::: EXCERPTED DATA

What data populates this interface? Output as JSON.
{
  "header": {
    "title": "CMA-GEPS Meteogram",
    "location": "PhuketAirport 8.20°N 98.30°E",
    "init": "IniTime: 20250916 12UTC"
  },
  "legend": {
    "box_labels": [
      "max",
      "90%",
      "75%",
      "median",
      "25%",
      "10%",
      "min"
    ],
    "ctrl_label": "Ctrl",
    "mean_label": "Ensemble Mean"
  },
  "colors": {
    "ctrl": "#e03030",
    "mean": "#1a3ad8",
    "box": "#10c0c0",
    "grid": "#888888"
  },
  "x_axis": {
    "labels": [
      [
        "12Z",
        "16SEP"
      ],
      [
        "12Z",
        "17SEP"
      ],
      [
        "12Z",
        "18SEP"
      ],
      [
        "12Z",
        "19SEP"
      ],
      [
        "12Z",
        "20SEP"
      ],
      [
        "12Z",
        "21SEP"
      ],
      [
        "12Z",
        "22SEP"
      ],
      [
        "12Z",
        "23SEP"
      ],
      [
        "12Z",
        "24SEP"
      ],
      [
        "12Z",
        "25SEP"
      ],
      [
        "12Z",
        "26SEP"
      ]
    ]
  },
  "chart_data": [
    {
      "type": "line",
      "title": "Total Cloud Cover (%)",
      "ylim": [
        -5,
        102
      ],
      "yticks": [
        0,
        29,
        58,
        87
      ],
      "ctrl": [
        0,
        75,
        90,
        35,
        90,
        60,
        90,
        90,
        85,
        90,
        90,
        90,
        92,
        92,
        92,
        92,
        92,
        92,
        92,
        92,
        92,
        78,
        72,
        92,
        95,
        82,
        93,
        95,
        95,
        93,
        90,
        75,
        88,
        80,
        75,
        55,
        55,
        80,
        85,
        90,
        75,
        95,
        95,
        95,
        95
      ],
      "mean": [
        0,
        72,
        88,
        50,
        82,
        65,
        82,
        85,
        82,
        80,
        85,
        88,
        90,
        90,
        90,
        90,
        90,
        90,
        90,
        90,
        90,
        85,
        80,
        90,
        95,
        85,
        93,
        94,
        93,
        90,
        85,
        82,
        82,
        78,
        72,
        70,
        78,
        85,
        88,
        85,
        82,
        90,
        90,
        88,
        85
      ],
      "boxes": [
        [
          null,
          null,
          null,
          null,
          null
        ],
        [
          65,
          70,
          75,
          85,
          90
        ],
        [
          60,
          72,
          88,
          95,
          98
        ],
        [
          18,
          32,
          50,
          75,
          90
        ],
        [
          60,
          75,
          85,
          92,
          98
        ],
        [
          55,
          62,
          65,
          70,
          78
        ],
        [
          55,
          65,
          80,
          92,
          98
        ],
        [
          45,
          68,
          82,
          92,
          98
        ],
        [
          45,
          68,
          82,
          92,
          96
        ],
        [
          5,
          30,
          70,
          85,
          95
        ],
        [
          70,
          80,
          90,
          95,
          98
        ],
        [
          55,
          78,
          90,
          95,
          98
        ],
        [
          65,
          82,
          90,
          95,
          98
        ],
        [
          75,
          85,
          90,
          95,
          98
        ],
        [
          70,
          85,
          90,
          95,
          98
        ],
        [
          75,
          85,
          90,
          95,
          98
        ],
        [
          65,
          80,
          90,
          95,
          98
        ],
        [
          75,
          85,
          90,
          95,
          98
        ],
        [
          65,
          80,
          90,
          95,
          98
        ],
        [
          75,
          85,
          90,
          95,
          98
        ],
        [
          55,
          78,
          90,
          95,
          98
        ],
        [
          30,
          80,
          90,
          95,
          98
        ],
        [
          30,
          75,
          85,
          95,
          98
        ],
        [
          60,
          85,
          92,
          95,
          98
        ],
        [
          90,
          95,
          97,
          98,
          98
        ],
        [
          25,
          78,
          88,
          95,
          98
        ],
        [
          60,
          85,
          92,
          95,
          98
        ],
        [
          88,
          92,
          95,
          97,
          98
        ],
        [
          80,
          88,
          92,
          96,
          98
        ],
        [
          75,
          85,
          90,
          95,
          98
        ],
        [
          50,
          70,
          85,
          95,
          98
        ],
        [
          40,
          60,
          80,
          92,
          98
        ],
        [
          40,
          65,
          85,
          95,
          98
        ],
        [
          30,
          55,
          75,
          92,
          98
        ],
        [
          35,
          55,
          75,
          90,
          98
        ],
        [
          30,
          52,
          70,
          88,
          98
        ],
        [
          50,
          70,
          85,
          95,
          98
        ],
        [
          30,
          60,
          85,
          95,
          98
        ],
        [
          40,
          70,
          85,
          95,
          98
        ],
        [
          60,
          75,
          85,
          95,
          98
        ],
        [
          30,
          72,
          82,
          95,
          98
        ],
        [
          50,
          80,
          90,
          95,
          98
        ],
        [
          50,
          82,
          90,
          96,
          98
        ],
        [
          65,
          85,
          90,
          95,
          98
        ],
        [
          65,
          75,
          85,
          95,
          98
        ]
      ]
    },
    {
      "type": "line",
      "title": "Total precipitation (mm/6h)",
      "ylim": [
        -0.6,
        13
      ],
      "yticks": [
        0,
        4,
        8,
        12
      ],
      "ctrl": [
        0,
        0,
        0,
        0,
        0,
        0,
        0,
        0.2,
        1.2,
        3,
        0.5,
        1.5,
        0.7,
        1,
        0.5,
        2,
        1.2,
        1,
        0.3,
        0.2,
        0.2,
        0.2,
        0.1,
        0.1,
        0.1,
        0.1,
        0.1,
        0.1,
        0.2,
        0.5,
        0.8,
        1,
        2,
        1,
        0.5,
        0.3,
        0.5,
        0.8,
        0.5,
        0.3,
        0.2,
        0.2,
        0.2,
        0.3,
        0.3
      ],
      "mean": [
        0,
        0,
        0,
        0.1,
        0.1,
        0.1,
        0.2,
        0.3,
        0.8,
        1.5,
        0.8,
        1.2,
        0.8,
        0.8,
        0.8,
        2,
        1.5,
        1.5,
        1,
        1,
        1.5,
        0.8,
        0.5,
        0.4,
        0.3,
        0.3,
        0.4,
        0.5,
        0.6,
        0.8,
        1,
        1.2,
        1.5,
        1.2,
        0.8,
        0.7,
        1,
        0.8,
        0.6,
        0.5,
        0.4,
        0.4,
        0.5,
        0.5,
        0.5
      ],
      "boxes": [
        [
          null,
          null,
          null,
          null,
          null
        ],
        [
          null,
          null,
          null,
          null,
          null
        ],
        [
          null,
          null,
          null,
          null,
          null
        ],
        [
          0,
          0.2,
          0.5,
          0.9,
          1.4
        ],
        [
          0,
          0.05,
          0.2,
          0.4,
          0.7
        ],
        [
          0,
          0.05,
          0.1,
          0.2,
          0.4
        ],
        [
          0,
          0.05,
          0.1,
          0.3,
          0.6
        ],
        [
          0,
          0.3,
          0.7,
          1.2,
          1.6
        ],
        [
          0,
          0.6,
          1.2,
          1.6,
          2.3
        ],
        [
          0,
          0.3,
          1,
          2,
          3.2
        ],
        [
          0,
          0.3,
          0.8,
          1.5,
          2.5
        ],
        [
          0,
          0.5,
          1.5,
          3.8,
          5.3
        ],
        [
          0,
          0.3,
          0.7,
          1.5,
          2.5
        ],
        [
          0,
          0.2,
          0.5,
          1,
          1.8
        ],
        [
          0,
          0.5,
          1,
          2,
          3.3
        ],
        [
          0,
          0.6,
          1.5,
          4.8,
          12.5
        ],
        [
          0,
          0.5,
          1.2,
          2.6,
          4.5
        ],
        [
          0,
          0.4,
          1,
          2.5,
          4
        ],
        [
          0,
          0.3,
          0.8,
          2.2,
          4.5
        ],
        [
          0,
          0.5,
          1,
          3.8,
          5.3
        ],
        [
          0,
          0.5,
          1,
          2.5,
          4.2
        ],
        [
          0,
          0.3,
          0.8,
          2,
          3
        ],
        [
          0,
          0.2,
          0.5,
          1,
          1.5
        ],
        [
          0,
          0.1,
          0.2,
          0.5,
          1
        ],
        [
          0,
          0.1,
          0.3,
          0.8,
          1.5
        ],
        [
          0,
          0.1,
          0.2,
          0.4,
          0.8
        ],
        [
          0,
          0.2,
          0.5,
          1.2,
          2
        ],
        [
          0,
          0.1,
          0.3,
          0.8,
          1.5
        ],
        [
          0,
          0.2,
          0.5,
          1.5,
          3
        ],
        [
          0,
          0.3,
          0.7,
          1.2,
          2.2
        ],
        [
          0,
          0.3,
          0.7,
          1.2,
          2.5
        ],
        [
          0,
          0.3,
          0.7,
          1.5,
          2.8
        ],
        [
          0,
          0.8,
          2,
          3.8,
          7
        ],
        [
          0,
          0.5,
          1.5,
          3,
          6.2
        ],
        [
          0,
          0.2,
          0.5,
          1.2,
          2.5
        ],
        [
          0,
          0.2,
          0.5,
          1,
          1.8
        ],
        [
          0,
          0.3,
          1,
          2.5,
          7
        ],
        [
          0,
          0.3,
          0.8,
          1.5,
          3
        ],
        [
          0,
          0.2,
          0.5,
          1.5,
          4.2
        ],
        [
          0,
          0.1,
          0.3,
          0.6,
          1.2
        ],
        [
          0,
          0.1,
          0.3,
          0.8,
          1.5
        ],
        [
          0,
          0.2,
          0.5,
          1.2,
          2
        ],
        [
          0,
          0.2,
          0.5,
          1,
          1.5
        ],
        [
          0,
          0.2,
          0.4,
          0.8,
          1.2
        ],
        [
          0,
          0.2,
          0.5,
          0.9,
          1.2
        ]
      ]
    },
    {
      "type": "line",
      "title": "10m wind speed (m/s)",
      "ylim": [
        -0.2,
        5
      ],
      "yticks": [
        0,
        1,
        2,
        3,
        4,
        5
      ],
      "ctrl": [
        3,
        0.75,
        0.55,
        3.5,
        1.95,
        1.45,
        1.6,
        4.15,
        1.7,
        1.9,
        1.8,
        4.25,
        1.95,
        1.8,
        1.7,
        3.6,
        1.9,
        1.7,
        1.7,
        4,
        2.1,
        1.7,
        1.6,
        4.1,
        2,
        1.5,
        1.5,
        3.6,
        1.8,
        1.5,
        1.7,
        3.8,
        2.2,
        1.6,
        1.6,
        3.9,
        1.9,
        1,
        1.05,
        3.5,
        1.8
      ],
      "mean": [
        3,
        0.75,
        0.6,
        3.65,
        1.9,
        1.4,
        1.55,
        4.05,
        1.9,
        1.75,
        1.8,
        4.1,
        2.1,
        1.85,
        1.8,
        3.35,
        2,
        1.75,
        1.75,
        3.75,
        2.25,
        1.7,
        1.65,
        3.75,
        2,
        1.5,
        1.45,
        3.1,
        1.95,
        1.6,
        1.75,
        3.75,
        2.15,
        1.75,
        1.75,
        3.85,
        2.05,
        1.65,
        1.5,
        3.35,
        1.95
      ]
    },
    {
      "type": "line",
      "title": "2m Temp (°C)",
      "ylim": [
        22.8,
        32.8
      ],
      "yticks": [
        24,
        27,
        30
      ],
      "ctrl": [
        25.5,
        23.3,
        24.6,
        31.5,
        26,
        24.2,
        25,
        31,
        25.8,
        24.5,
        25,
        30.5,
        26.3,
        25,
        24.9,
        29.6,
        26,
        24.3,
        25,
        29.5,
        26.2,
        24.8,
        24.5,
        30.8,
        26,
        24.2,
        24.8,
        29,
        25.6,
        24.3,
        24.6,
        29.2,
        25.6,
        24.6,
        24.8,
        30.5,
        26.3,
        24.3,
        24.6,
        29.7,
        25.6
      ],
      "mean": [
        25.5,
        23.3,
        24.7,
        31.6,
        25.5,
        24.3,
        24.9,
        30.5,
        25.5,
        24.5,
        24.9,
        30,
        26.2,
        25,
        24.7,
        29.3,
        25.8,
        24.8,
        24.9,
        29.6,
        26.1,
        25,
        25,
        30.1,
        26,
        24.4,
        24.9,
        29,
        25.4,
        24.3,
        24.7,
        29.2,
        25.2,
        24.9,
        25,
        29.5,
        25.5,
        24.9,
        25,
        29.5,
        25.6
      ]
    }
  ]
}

::::::

◆ **TASK BRIEF**: Say how many lines of the material contain the word "title", with no other text.

◆ **THE COMPLETED TASK**: 5